[WHAT THE EXERCISE ASKS] Search the listing below for the string "this" and copy every line where it occurs.
────────
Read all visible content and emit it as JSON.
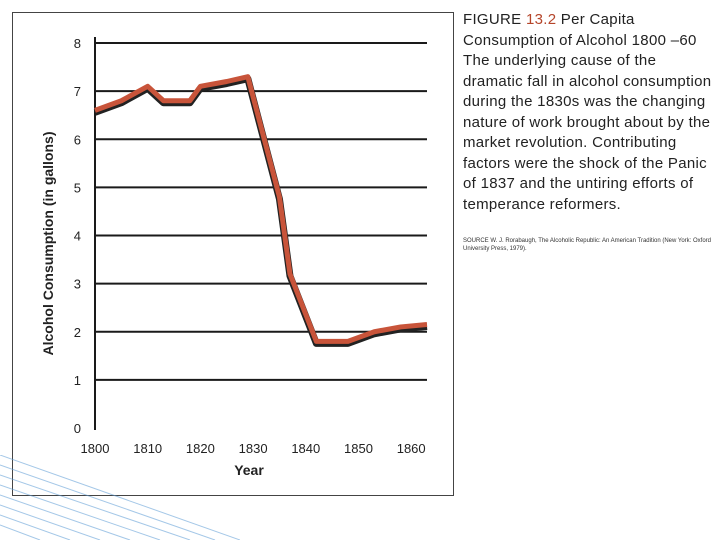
{
  "caption": {
    "label": "FIGURE ",
    "number": "13.2",
    "title": " Per Capita Consumption of Alcohol 1800 –60",
    "body": " The underlying cause of the dramatic fall in alcohol consumption during the 1830s was the changing nature of work brought about by the market revolution. Contributing factors were the shock of the Panic of 1837 and the untiring efforts of temperance reformers."
  },
  "source": "SOURCE W. J. Rorabaugh, The Alcoholic Republic: An American Tradition (New York: Oxford University Press, 1979).",
  "chart_data": {
    "type": "line",
    "title": "",
    "xlabel": "Year",
    "ylabel": "Alcohol Consumption (in gallons)",
    "xlim": [
      1800,
      1863
    ],
    "ylim": [
      0,
      8
    ],
    "xticks": [
      "1800",
      "1810",
      "1820",
      "1830",
      "1840",
      "1850",
      "1860"
    ],
    "yticks": [
      "0",
      "1",
      "2",
      "3",
      "4",
      "5",
      "6",
      "7",
      "8"
    ],
    "grid": "horizontal",
    "series": [
      {
        "name": "Per capita consumption",
        "color": "#c8543a",
        "outline": "#222222",
        "x": [
          1800,
          1805,
          1810,
          1813,
          1818,
          1820,
          1825,
          1829,
          1835,
          1837,
          1842,
          1848,
          1853,
          1858,
          1863
        ],
        "values": [
          6.6,
          6.8,
          7.1,
          6.8,
          6.8,
          7.1,
          7.2,
          7.3,
          4.8,
          3.2,
          1.8,
          1.8,
          2.0,
          2.1,
          2.15
        ]
      }
    ]
  }
}
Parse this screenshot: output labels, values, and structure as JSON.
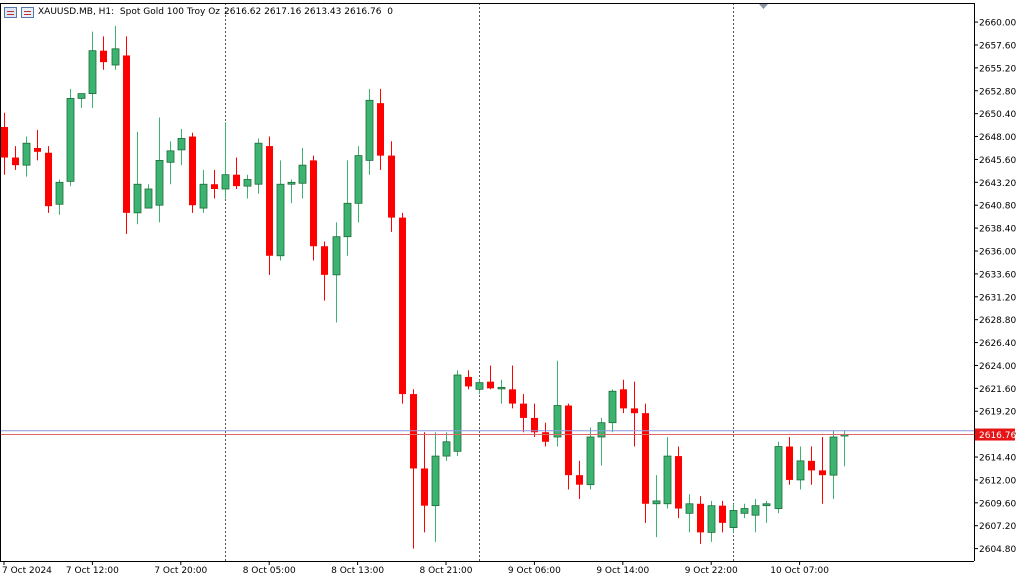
{
  "header": {
    "symbol": "XAUUSD.MB, H1:  Spot Gold 100 Troy Oz",
    "ohlc": "2616.62 2617.16 2613.43 2616.76  0"
  },
  "colors": {
    "bull": "#3cb371",
    "bear": "#ff0000",
    "bid_line": "#8899dd",
    "ask_line": "#dd6666",
    "price_tag_bg": "#e61414",
    "separator": "#555555",
    "axis": "#000000"
  },
  "icons": [
    "chart-window-icon",
    "chart-type-icon"
  ],
  "chart_data": {
    "type": "candlestick",
    "timeframe": "H1",
    "symbol": "XAUUSD.MB",
    "ylim": [
      2603.5,
      2662.0
    ],
    "y_ticks": [
      "2660.00",
      "2657.60",
      "2655.20",
      "2652.80",
      "2650.40",
      "2648.00",
      "2645.60",
      "2643.20",
      "2640.80",
      "2638.40",
      "2636.00",
      "2633.60",
      "2631.20",
      "2628.80",
      "2626.40",
      "2624.00",
      "2621.60",
      "2619.20",
      "2616.80",
      "2614.40",
      "2612.00",
      "2609.60",
      "2607.20",
      "2604.80"
    ],
    "x_ticks": [
      {
        "label": "7 Oct 2024",
        "bar": 0
      },
      {
        "label": "7 Oct 12:00",
        "bar": 8
      },
      {
        "label": "7 Oct 20:00",
        "bar": 16
      },
      {
        "label": "8 Oct 05:00",
        "bar": 24
      },
      {
        "label": "8 Oct 13:00",
        "bar": 32
      },
      {
        "label": "8 Oct 21:00",
        "bar": 40
      },
      {
        "label": "9 Oct 06:00",
        "bar": 48
      },
      {
        "label": "9 Oct 14:00",
        "bar": 56
      },
      {
        "label": "9 Oct 22:00",
        "bar": 64
      },
      {
        "label": "10 Oct 07:00",
        "bar": 72
      }
    ],
    "day_separators": [
      20,
      43,
      66
    ],
    "current_price": "2616.76",
    "bid": 2616.76,
    "ask": 2617.16,
    "candles": [
      {
        "o": 2649.0,
        "h": 2650.5,
        "l": 2644.0,
        "c": 2645.8
      },
      {
        "o": 2645.8,
        "h": 2647.0,
        "l": 2644.5,
        "c": 2645.0
      },
      {
        "o": 2645.0,
        "h": 2648.0,
        "l": 2643.8,
        "c": 2647.3
      },
      {
        "o": 2646.8,
        "h": 2648.7,
        "l": 2645.5,
        "c": 2646.4
      },
      {
        "o": 2646.3,
        "h": 2647.0,
        "l": 2640.0,
        "c": 2640.7
      },
      {
        "o": 2640.9,
        "h": 2643.5,
        "l": 2639.8,
        "c": 2643.2
      },
      {
        "o": 2643.3,
        "h": 2653.0,
        "l": 2642.8,
        "c": 2652.0
      },
      {
        "o": 2652.0,
        "h": 2652.3,
        "l": 2651.0,
        "c": 2652.5
      },
      {
        "o": 2652.5,
        "h": 2659.0,
        "l": 2651.0,
        "c": 2657.0
      },
      {
        "o": 2657.0,
        "h": 2658.5,
        "l": 2655.0,
        "c": 2655.8
      },
      {
        "o": 2655.5,
        "h": 2659.6,
        "l": 2655.0,
        "c": 2657.2
      },
      {
        "o": 2656.5,
        "h": 2658.5,
        "l": 2637.8,
        "c": 2640.0
      },
      {
        "o": 2640.0,
        "h": 2648.5,
        "l": 2638.8,
        "c": 2643.0
      },
      {
        "o": 2640.5,
        "h": 2643.0,
        "l": 2640.5,
        "c": 2642.5
      },
      {
        "o": 2640.8,
        "h": 2650.0,
        "l": 2639.0,
        "c": 2645.5
      },
      {
        "o": 2645.3,
        "h": 2647.5,
        "l": 2643.0,
        "c": 2646.5
      },
      {
        "o": 2646.6,
        "h": 2648.8,
        "l": 2645.0,
        "c": 2647.8
      },
      {
        "o": 2648.0,
        "h": 2648.4,
        "l": 2640.0,
        "c": 2640.8
      },
      {
        "o": 2640.5,
        "h": 2644.5,
        "l": 2640.0,
        "c": 2643.0
      },
      {
        "o": 2643.0,
        "h": 2644.5,
        "l": 2641.5,
        "c": 2642.5
      },
      {
        "o": 2642.5,
        "h": 2649.5,
        "l": 2641.5,
        "c": 2644.0
      },
      {
        "o": 2644.0,
        "h": 2645.8,
        "l": 2642.5,
        "c": 2642.8
      },
      {
        "o": 2642.8,
        "h": 2644.0,
        "l": 2641.5,
        "c": 2643.5
      },
      {
        "o": 2643.0,
        "h": 2647.8,
        "l": 2642.0,
        "c": 2647.3
      },
      {
        "o": 2647.0,
        "h": 2648.0,
        "l": 2633.5,
        "c": 2635.5
      },
      {
        "o": 2635.5,
        "h": 2645.5,
        "l": 2635.0,
        "c": 2643.0
      },
      {
        "o": 2643.0,
        "h": 2643.5,
        "l": 2641.0,
        "c": 2643.2
      },
      {
        "o": 2643.1,
        "h": 2646.8,
        "l": 2641.5,
        "c": 2645.0
      },
      {
        "o": 2645.5,
        "h": 2646.0,
        "l": 2635.0,
        "c": 2636.5
      },
      {
        "o": 2636.5,
        "h": 2637.0,
        "l": 2630.8,
        "c": 2633.5
      },
      {
        "o": 2633.5,
        "h": 2639.0,
        "l": 2628.5,
        "c": 2637.5
      },
      {
        "o": 2637.5,
        "h": 2645.5,
        "l": 2635.5,
        "c": 2641.0
      },
      {
        "o": 2641.0,
        "h": 2647.0,
        "l": 2639.0,
        "c": 2646.0
      },
      {
        "o": 2645.5,
        "h": 2653.0,
        "l": 2644.0,
        "c": 2651.8
      },
      {
        "o": 2651.5,
        "h": 2653.0,
        "l": 2644.5,
        "c": 2646.0
      },
      {
        "o": 2646.0,
        "h": 2647.5,
        "l": 2638.0,
        "c": 2639.5
      },
      {
        "o": 2639.5,
        "h": 2640.0,
        "l": 2620.0,
        "c": 2621.0
      },
      {
        "o": 2621.0,
        "h": 2621.5,
        "l": 2604.8,
        "c": 2613.2
      },
      {
        "o": 2613.2,
        "h": 2617.0,
        "l": 2606.5,
        "c": 2609.3
      },
      {
        "o": 2609.3,
        "h": 2617.0,
        "l": 2605.5,
        "c": 2614.5
      },
      {
        "o": 2614.5,
        "h": 2617.0,
        "l": 2614.0,
        "c": 2616.0
      },
      {
        "o": 2615.0,
        "h": 2623.5,
        "l": 2614.5,
        "c": 2623.0
      },
      {
        "o": 2622.8,
        "h": 2623.5,
        "l": 2621.5,
        "c": 2621.8
      },
      {
        "o": 2621.5,
        "h": 2622.5,
        "l": 2621.0,
        "c": 2622.2
      },
      {
        "o": 2622.3,
        "h": 2624.0,
        "l": 2621.5,
        "c": 2621.6
      },
      {
        "o": 2621.6,
        "h": 2622.5,
        "l": 2620.0,
        "c": 2621.7
      },
      {
        "o": 2621.5,
        "h": 2624.0,
        "l": 2619.5,
        "c": 2620.0
      },
      {
        "o": 2620.0,
        "h": 2621.0,
        "l": 2617.0,
        "c": 2618.5
      },
      {
        "o": 2618.5,
        "h": 2620.0,
        "l": 2616.5,
        "c": 2617.0
      },
      {
        "o": 2617.0,
        "h": 2618.0,
        "l": 2615.5,
        "c": 2616.0
      },
      {
        "o": 2616.5,
        "h": 2624.5,
        "l": 2615.5,
        "c": 2619.8
      },
      {
        "o": 2619.8,
        "h": 2620.0,
        "l": 2611.0,
        "c": 2612.5
      },
      {
        "o": 2612.5,
        "h": 2614.0,
        "l": 2610.0,
        "c": 2611.5
      },
      {
        "o": 2611.5,
        "h": 2617.5,
        "l": 2611.0,
        "c": 2616.5
      },
      {
        "o": 2616.5,
        "h": 2618.5,
        "l": 2613.5,
        "c": 2618.0
      },
      {
        "o": 2618.0,
        "h": 2621.5,
        "l": 2617.0,
        "c": 2621.3
      },
      {
        "o": 2621.5,
        "h": 2622.5,
        "l": 2619.0,
        "c": 2619.5
      },
      {
        "o": 2619.5,
        "h": 2622.3,
        "l": 2615.5,
        "c": 2619.0
      },
      {
        "o": 2619.0,
        "h": 2620.0,
        "l": 2607.5,
        "c": 2609.5
      },
      {
        "o": 2609.5,
        "h": 2612.5,
        "l": 2606.0,
        "c": 2609.8
      },
      {
        "o": 2609.5,
        "h": 2616.5,
        "l": 2609.0,
        "c": 2614.5
      },
      {
        "o": 2614.5,
        "h": 2615.5,
        "l": 2608.0,
        "c": 2609.0
      },
      {
        "o": 2608.5,
        "h": 2610.5,
        "l": 2606.5,
        "c": 2609.5
      },
      {
        "o": 2609.5,
        "h": 2610.3,
        "l": 2605.3,
        "c": 2606.5
      },
      {
        "o": 2606.5,
        "h": 2609.8,
        "l": 2605.5,
        "c": 2609.3
      },
      {
        "o": 2609.3,
        "h": 2609.8,
        "l": 2606.5,
        "c": 2607.5
      },
      {
        "o": 2607.0,
        "h": 2609.5,
        "l": 2606.5,
        "c": 2608.8
      },
      {
        "o": 2608.5,
        "h": 2609.5,
        "l": 2608.0,
        "c": 2609.0
      },
      {
        "o": 2608.3,
        "h": 2610.0,
        "l": 2606.5,
        "c": 2609.3
      },
      {
        "o": 2609.3,
        "h": 2609.8,
        "l": 2607.5,
        "c": 2609.5
      },
      {
        "o": 2609.0,
        "h": 2616.0,
        "l": 2608.5,
        "c": 2615.5
      },
      {
        "o": 2615.5,
        "h": 2616.5,
        "l": 2611.5,
        "c": 2612.0
      },
      {
        "o": 2612.0,
        "h": 2615.5,
        "l": 2611.0,
        "c": 2614.0
      },
      {
        "o": 2614.0,
        "h": 2615.5,
        "l": 2611.5,
        "c": 2613.0
      },
      {
        "o": 2613.0,
        "h": 2616.5,
        "l": 2609.5,
        "c": 2612.5
      },
      {
        "o": 2612.5,
        "h": 2617.2,
        "l": 2610.0,
        "c": 2616.5
      },
      {
        "o": 2616.62,
        "h": 2617.16,
        "l": 2613.43,
        "c": 2616.76
      }
    ]
  }
}
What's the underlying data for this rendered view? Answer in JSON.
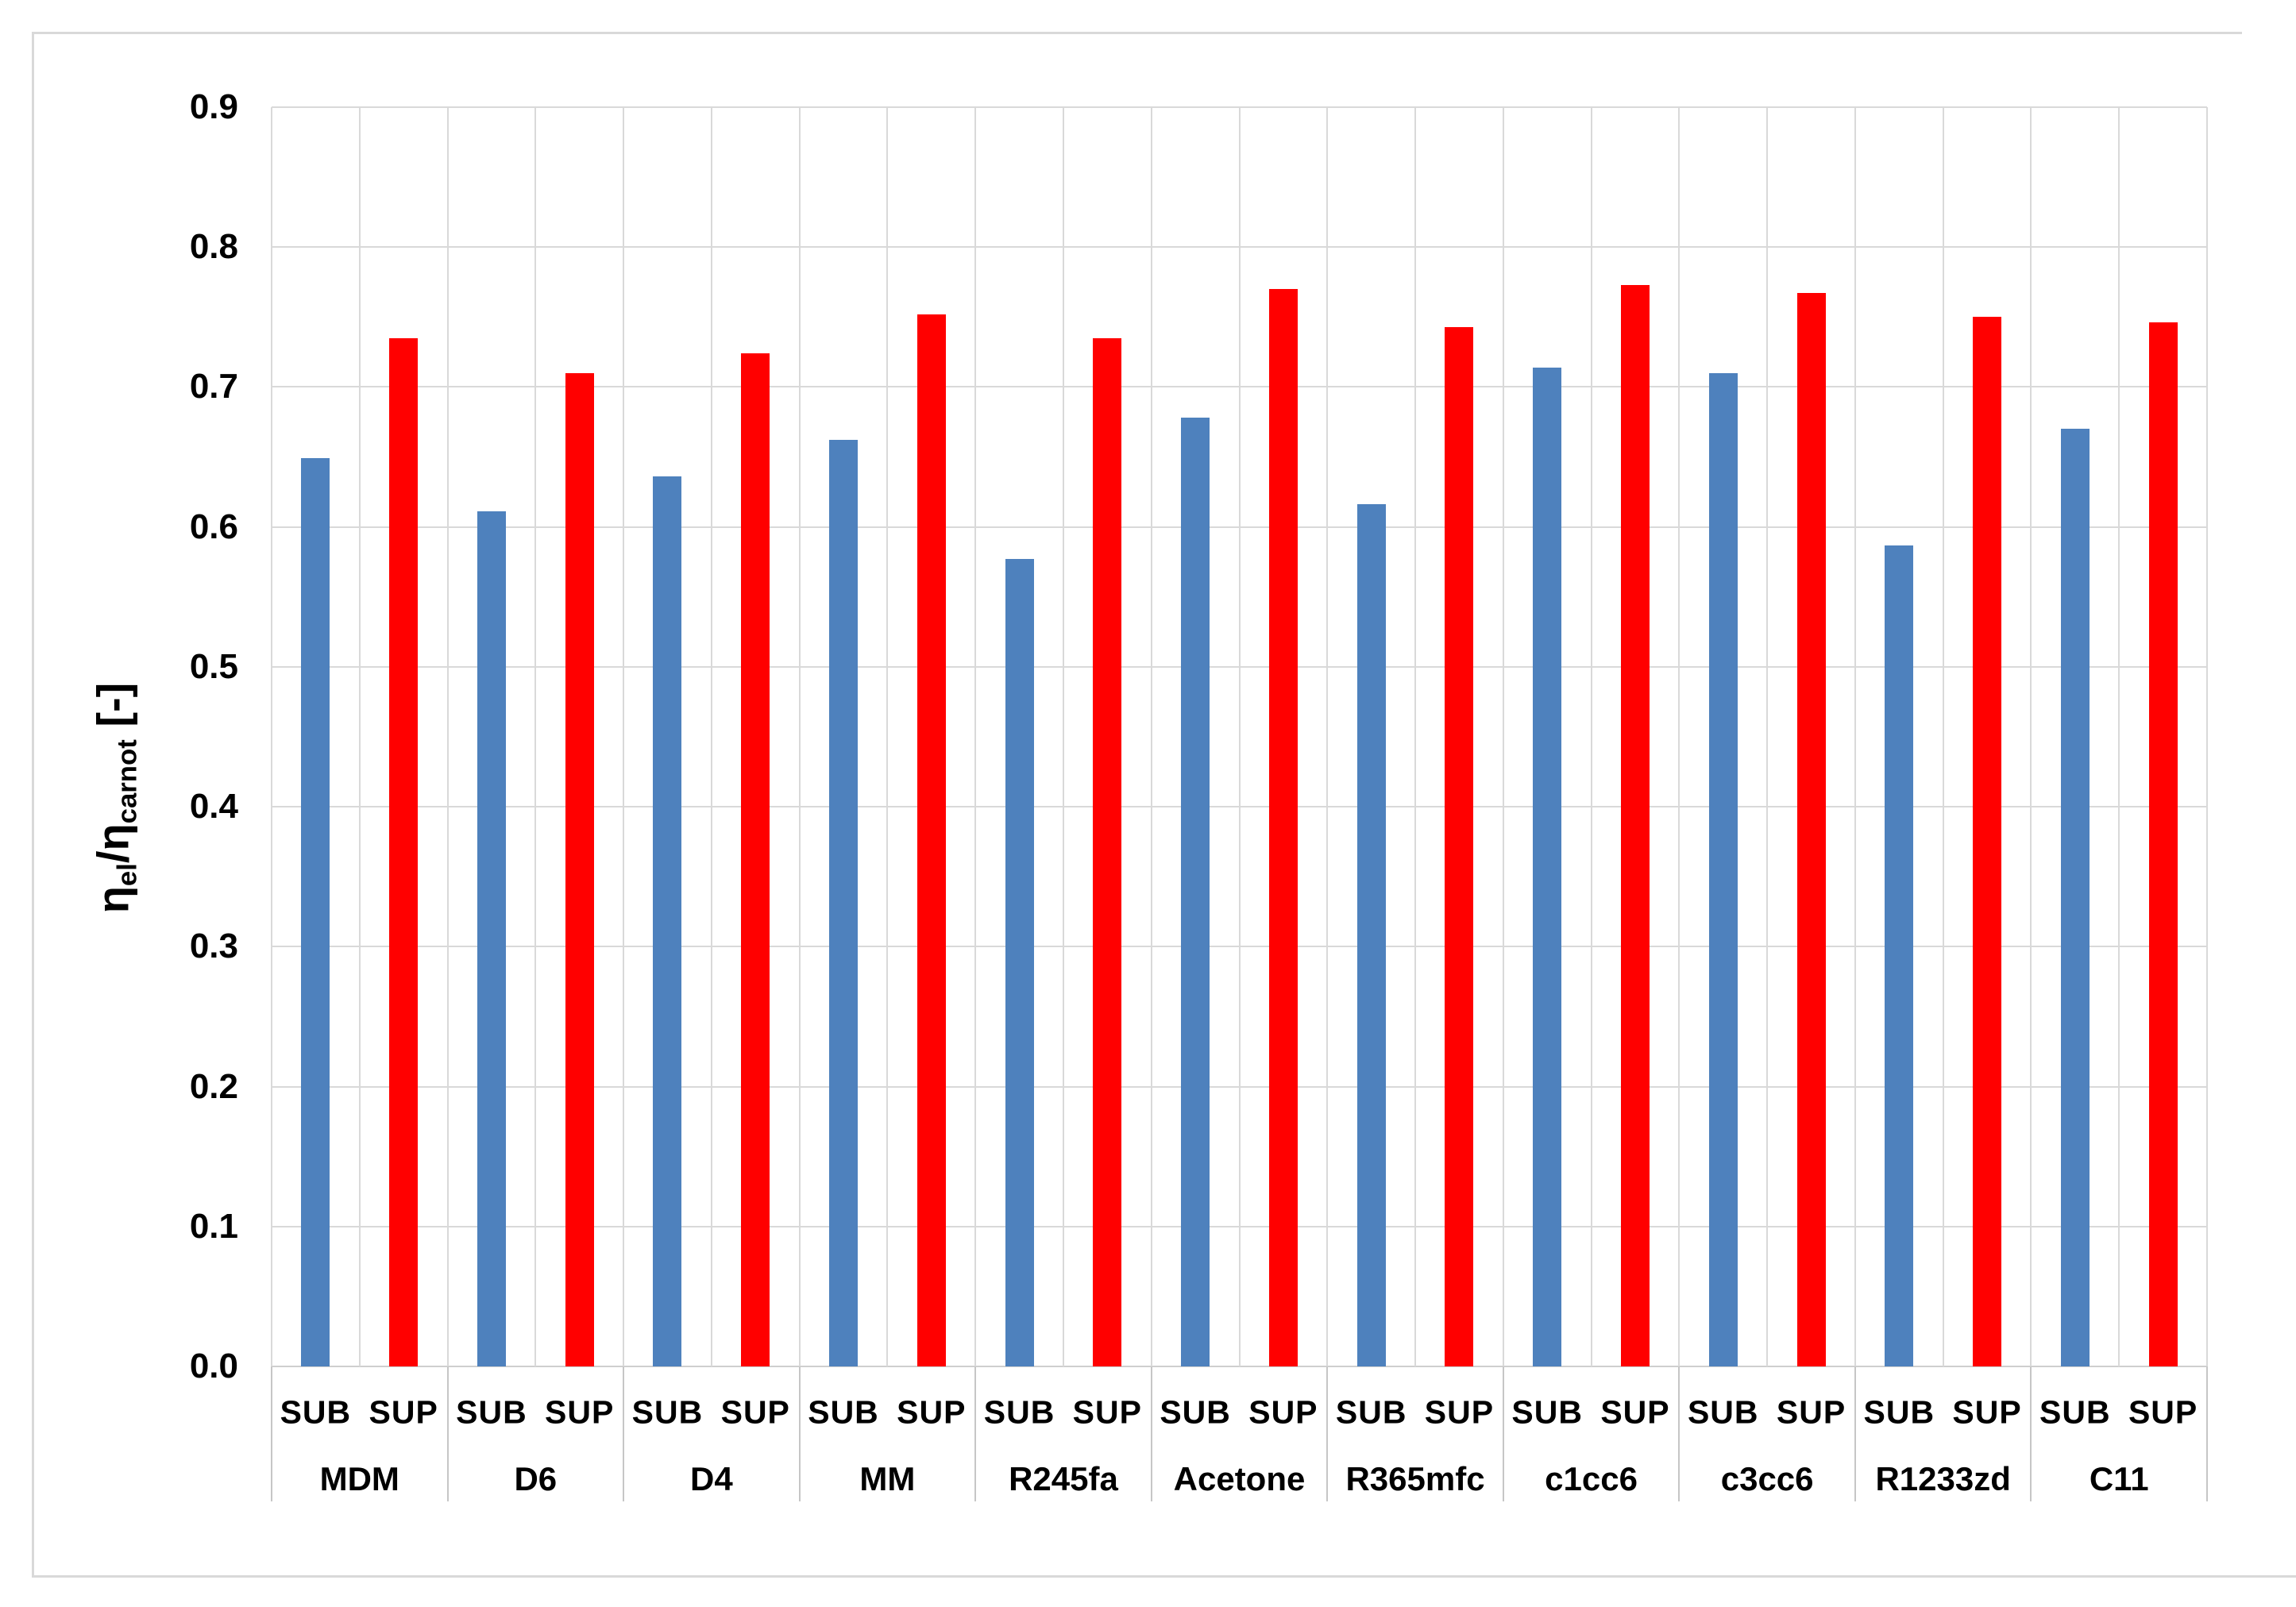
{
  "chart_data": {
    "type": "bar",
    "title": "",
    "ylabel_plain": "η_el/η_carnot [-]",
    "ylabel_parts": [
      {
        "text": "η",
        "sub": false
      },
      {
        "text": "el",
        "sub": true
      },
      {
        "text": "/",
        "sub": false
      },
      {
        "text": "η",
        "sub": false
      },
      {
        "text": "carnot",
        "sub": true
      },
      {
        "text": " [-]",
        "sub": false
      }
    ],
    "ylim": [
      0.0,
      0.9
    ],
    "ytick_step": 0.1,
    "ytick_decimals": 1,
    "ytick_labels": [
      "0.0",
      "0.1",
      "0.2",
      "0.3",
      "0.4",
      "0.5",
      "0.6",
      "0.7",
      "0.8",
      "0.9"
    ],
    "grid": true,
    "legend_position": "none",
    "categories": [
      "MDM",
      "D6",
      "D4",
      "MM",
      "R245fa",
      "Acetone",
      "R365mfc",
      "c1cc6",
      "c3cc6",
      "R1233zd",
      "C11"
    ],
    "series": [
      {
        "name": "SUB",
        "color": "#4E81BD",
        "values": [
          0.649,
          0.611,
          0.636,
          0.662,
          0.577,
          0.678,
          0.616,
          0.714,
          0.71,
          0.587,
          0.67
        ]
      },
      {
        "name": "SUP",
        "color": "#FF0000",
        "values": [
          0.735,
          0.71,
          0.724,
          0.752,
          0.735,
          0.77,
          0.743,
          0.773,
          0.767,
          0.75,
          0.746
        ]
      }
    ]
  },
  "colors": {
    "background": "#FFFFFF",
    "gridline": "#D9D9D9",
    "axis_line": "#CFCFCF",
    "group_separator": "#C6C6C6",
    "figure_border": "#D9D9D9",
    "text": "#000000"
  }
}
────────
[RESULT]
Parse this screenshot: output labels, values, and structure as JSON.
What's the underlying data for this rendered view? Answer in JSON.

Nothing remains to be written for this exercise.